To do: Please copy the lines below word for word, leaving out the pictures.

Available records:
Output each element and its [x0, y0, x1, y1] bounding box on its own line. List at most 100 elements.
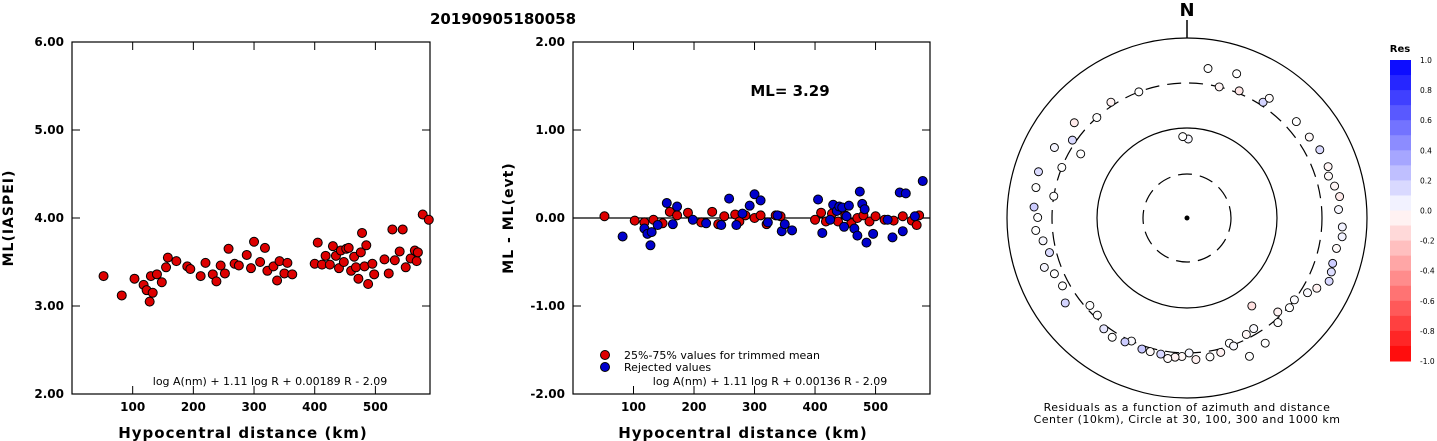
plot2-points [599, 176, 928, 251]
data-point [156, 277, 167, 288]
legend-label-rejected: Rejected values [624, 361, 711, 374]
colorbar-label: -1.0 [1420, 357, 1435, 366]
data-point [394, 246, 405, 257]
station-marker [1039, 262, 1049, 272]
station-marker [1291, 117, 1301, 127]
plot1-x-label: Hypocentral distance (km) [118, 424, 368, 441]
station-marker [1049, 191, 1059, 201]
station-marker [1092, 310, 1102, 320]
data-point [897, 211, 908, 222]
station-marker [1120, 337, 1130, 347]
station-marker [1163, 354, 1173, 363]
data-point [787, 225, 798, 236]
station-marker [1332, 243, 1341, 253]
event-title: 20190905180058 [430, 10, 576, 28]
data-point [719, 211, 730, 222]
colorbar-band [1390, 285, 1411, 302]
colorbar-band [1390, 300, 1411, 317]
data-point [882, 214, 893, 225]
plot2-x-label: Hypocentral distance (km) [618, 424, 868, 441]
station-marker [1273, 307, 1283, 317]
colorbar-band [1390, 210, 1411, 227]
data-point [255, 257, 266, 267]
station-marker [1085, 300, 1095, 310]
legend-marker-trimmed [600, 350, 610, 360]
plot1-points [98, 209, 434, 307]
data-point [411, 256, 422, 267]
station-marker [1312, 283, 1322, 293]
plot1-frame [71, 41, 431, 395]
x-tick-label: 500 [363, 400, 388, 414]
data-point [369, 269, 380, 280]
station-marker [1137, 344, 1147, 354]
plot2-y-axis: -2.00 -1.00 0.00 1.00 2.00 [530, 35, 930, 401]
station-marker [1156, 349, 1166, 359]
data-point [259, 242, 270, 253]
station-marker [1303, 288, 1312, 298]
data-point [144, 296, 155, 307]
data-point [816, 207, 827, 218]
y-tick-label: 6.00 [34, 35, 64, 49]
plot2-y-label: ML - ML(evt) [501, 162, 517, 273]
data-point [162, 252, 173, 263]
x-tick-label: 300 [742, 400, 767, 414]
station-marker [1326, 267, 1336, 277]
plot1-y-axis: 2.00 3.00 4.00 5.00 6.00 [34, 35, 430, 401]
data-point [645, 240, 656, 251]
y-tick-label: -2.00 [530, 387, 565, 401]
data-point [731, 220, 742, 231]
data-point [423, 214, 434, 225]
colorbar-band [1390, 60, 1411, 76]
epicenter-dot [1184, 215, 1190, 221]
data-point [116, 290, 127, 301]
data-point [312, 237, 323, 248]
station-marker [1033, 213, 1043, 222]
data-point [353, 273, 364, 284]
station-marker [1178, 132, 1188, 142]
x-tick-label: 200 [681, 400, 706, 414]
station-marker [1241, 329, 1251, 339]
north-label: N [1179, 0, 1194, 21]
colorbar-label: -0.6 [1420, 297, 1435, 306]
colorbar-band [1390, 270, 1411, 287]
data-point [211, 276, 222, 287]
data-point [363, 279, 374, 289]
data-point [737, 208, 748, 219]
data-point [367, 258, 378, 269]
plot2-formula: log A(nm) + 1.11 log R + 0.00136 R - 2.0… [653, 375, 887, 388]
data-point [327, 241, 338, 252]
polar-caption-line1: Residuals as a function of azimuth and d… [1044, 401, 1331, 414]
station-marker [1245, 351, 1254, 361]
station-marker [1069, 118, 1079, 128]
colorbar-band [1390, 255, 1411, 272]
residual-azimuth-plot: N Residuals as a function of azimuth and… [1006, 0, 1368, 426]
data-point [400, 262, 411, 273]
plot1-y-label: ML(IASPEI) [1, 170, 17, 267]
station-marker [1031, 183, 1041, 192]
data-point [646, 227, 657, 238]
data-point [599, 211, 610, 222]
station-marker [1145, 347, 1155, 357]
data-point [350, 262, 361, 273]
station-marker [1205, 352, 1215, 362]
data-point [241, 249, 252, 260]
data-point [839, 221, 850, 232]
x-tick-label: 200 [181, 400, 206, 414]
station-marker [1107, 332, 1117, 342]
station-marker [1049, 269, 1059, 279]
data-point [779, 219, 790, 230]
colorbar-band [1390, 195, 1411, 211]
station-marker [1249, 324, 1259, 334]
data-point [813, 194, 824, 205]
station-marker [1337, 232, 1347, 242]
ml-value-label: ML= 3.29 [750, 82, 829, 100]
data-point [412, 247, 423, 258]
colorbar-label: -0.8 [1420, 327, 1435, 336]
colorbar-band [1390, 105, 1411, 121]
data-point [397, 224, 408, 235]
data-point [249, 236, 260, 247]
colorbar-band [1390, 330, 1411, 347]
data-point [355, 247, 366, 258]
station-marker [1099, 324, 1109, 334]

Correct output:
Output each element and its [x0, y0, x1, y1] bounding box on its own line. List at most 100 elements.
plot2-points [599, 176, 928, 251]
data-point [156, 277, 167, 288]
legend-label-rejected: Rejected values [624, 361, 711, 374]
colorbar-label: -1.0 [1420, 357, 1435, 366]
data-point [394, 246, 405, 257]
station-marker [1039, 262, 1049, 272]
station-marker [1291, 117, 1301, 127]
plot1-x-label: Hypocentral distance (km) [118, 424, 368, 441]
station-marker [1049, 191, 1059, 201]
station-marker [1092, 310, 1102, 320]
data-point [897, 211, 908, 222]
station-marker [1120, 337, 1130, 347]
station-marker [1163, 354, 1173, 363]
data-point [787, 225, 798, 236]
station-marker [1332, 243, 1341, 253]
event-title: 20190905180058 [430, 10, 576, 28]
data-point [719, 211, 730, 222]
colorbar-band [1390, 285, 1411, 302]
colorbar-band [1390, 300, 1411, 317]
data-point [882, 214, 893, 225]
plot2-x-label: Hypocentral distance (km) [618, 424, 868, 441]
station-marker [1273, 307, 1283, 317]
colorbar-band [1390, 210, 1411, 227]
data-point [255, 257, 266, 267]
station-marker [1085, 300, 1095, 310]
legend-marker-trimmed [600, 350, 610, 360]
plot1-points [98, 209, 434, 307]
data-point [411, 256, 422, 267]
station-marker [1312, 283, 1322, 293]
plot1-frame [71, 41, 431, 395]
x-tick-label: 500 [363, 400, 388, 414]
data-point [369, 269, 380, 280]
station-marker [1137, 344, 1147, 354]
plot2-y-axis: -2.00 -1.00 0.00 1.00 2.00 [530, 35, 930, 401]
station-marker [1156, 349, 1166, 359]
data-point [259, 242, 270, 253]
station-marker [1303, 288, 1312, 298]
data-point [144, 296, 155, 307]
data-point [816, 207, 827, 218]
y-tick-label: 6.00 [34, 35, 64, 49]
plot2-y-label: ML - ML(evt) [501, 162, 517, 273]
data-point [162, 252, 173, 263]
x-tick-label: 300 [742, 400, 767, 414]
station-marker [1326, 267, 1336, 277]
plot1-y-axis: 2.00 3.00 4.00 5.00 6.00 [34, 35, 430, 401]
data-point [645, 240, 656, 251]
y-tick-label: -2.00 [530, 387, 565, 401]
data-point [731, 220, 742, 231]
data-point [423, 214, 434, 225]
colorbar-band [1390, 60, 1411, 76]
epicenter-dot [1184, 215, 1190, 221]
data-point [116, 290, 127, 301]
data-point [312, 237, 323, 248]
station-marker [1033, 213, 1043, 222]
data-point [353, 273, 364, 284]
station-marker [1178, 132, 1188, 142]
x-tick-label: 200 [681, 400, 706, 414]
station-marker [1241, 329, 1251, 339]
north-label: N [1179, 0, 1194, 21]
colorbar-label: -0.6 [1420, 297, 1435, 306]
colorbar-band [1390, 270, 1411, 287]
data-point [211, 276, 222, 287]
data-point [363, 279, 374, 289]
data-point [737, 208, 748, 219]
data-point [367, 258, 378, 269]
plot2-formula: log A(nm) + 1.11 log R + 0.00136 R - 2.0… [653, 375, 887, 388]
data-point [327, 241, 338, 252]
polar-caption-line1: Residuals as a function of azimuth and d… [1044, 401, 1331, 414]
station-marker [1245, 351, 1254, 361]
station-marker [1069, 118, 1079, 128]
colorbar-band [1390, 255, 1411, 272]
residual-azimuth-plot: N Residuals as a function of azimuth and… [1006, 0, 1368, 426]
data-point [400, 262, 411, 273]
plot1-y-label: ML(IASPEI) [1, 170, 17, 267]
station-marker [1031, 183, 1041, 192]
data-point [646, 227, 657, 238]
data-point [599, 211, 610, 222]
station-marker [1145, 347, 1155, 357]
data-point [350, 262, 361, 273]
station-marker [1205, 352, 1215, 362]
data-point [241, 249, 252, 260]
data-point [839, 221, 850, 232]
x-tick-label: 200 [181, 400, 206, 414]
station-marker [1107, 332, 1117, 342]
station-marker [1049, 269, 1059, 279]
data-point [779, 219, 790, 230]
colorbar-band [1390, 195, 1411, 211]
station-marker [1249, 324, 1259, 334]
data-point [813, 194, 824, 205]
station-marker [1337, 232, 1347, 242]
ml-value-label: ML= 3.29 [750, 82, 829, 100]
data-point [412, 247, 423, 258]
colorbar-label: -0.8 [1420, 327, 1435, 336]
colorbar-band [1390, 105, 1411, 121]
data-point [397, 224, 408, 235]
data-point [249, 236, 260, 247]
colorbar-band [1390, 330, 1411, 347]
data-point [355, 247, 366, 258]
station-marker [1099, 324, 1109, 334]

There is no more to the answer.